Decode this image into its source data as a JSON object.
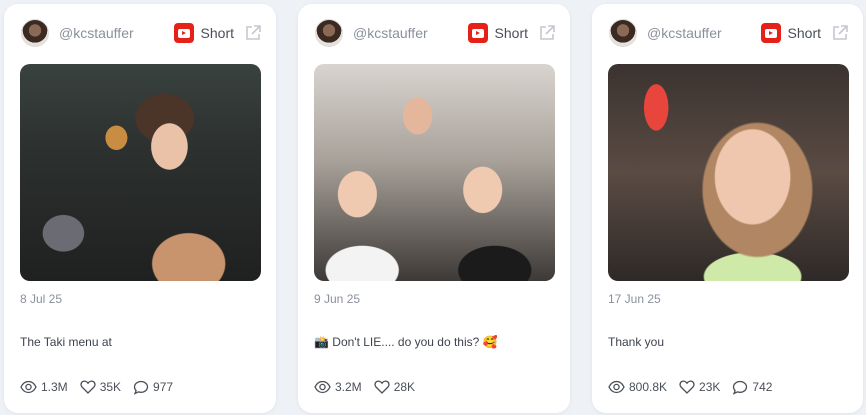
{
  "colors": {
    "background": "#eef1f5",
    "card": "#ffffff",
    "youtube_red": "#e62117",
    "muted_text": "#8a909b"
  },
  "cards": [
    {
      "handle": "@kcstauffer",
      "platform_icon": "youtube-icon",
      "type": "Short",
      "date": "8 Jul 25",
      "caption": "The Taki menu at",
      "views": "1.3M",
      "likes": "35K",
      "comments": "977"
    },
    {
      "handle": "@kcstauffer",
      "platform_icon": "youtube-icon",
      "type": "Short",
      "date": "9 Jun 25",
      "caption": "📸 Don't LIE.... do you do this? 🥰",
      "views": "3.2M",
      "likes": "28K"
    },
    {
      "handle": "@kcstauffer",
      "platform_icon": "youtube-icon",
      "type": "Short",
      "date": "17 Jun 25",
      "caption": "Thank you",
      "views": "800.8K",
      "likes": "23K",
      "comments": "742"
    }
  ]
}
+===+
Task description:
Leave out the pictures and output the rest of the material exactly as written.

Complete response:
Decode this image into its source data as a JSON object.
{
  "colors": {
    "background": "#eef1f5",
    "card": "#ffffff",
    "youtube_red": "#e62117",
    "muted_text": "#8a909b"
  },
  "cards": [
    {
      "handle": "@kcstauffer",
      "platform_icon": "youtube-icon",
      "type": "Short",
      "date": "8 Jul 25",
      "caption": "The Taki menu at",
      "views": "1.3M",
      "likes": "35K",
      "comments": "977"
    },
    {
      "handle": "@kcstauffer",
      "platform_icon": "youtube-icon",
      "type": "Short",
      "date": "9 Jun 25",
      "caption": "📸 Don't LIE.... do you do this? 🥰",
      "views": "3.2M",
      "likes": "28K"
    },
    {
      "handle": "@kcstauffer",
      "platform_icon": "youtube-icon",
      "type": "Short",
      "date": "17 Jun 25",
      "caption": "Thank you",
      "views": "800.8K",
      "likes": "23K",
      "comments": "742"
    }
  ]
}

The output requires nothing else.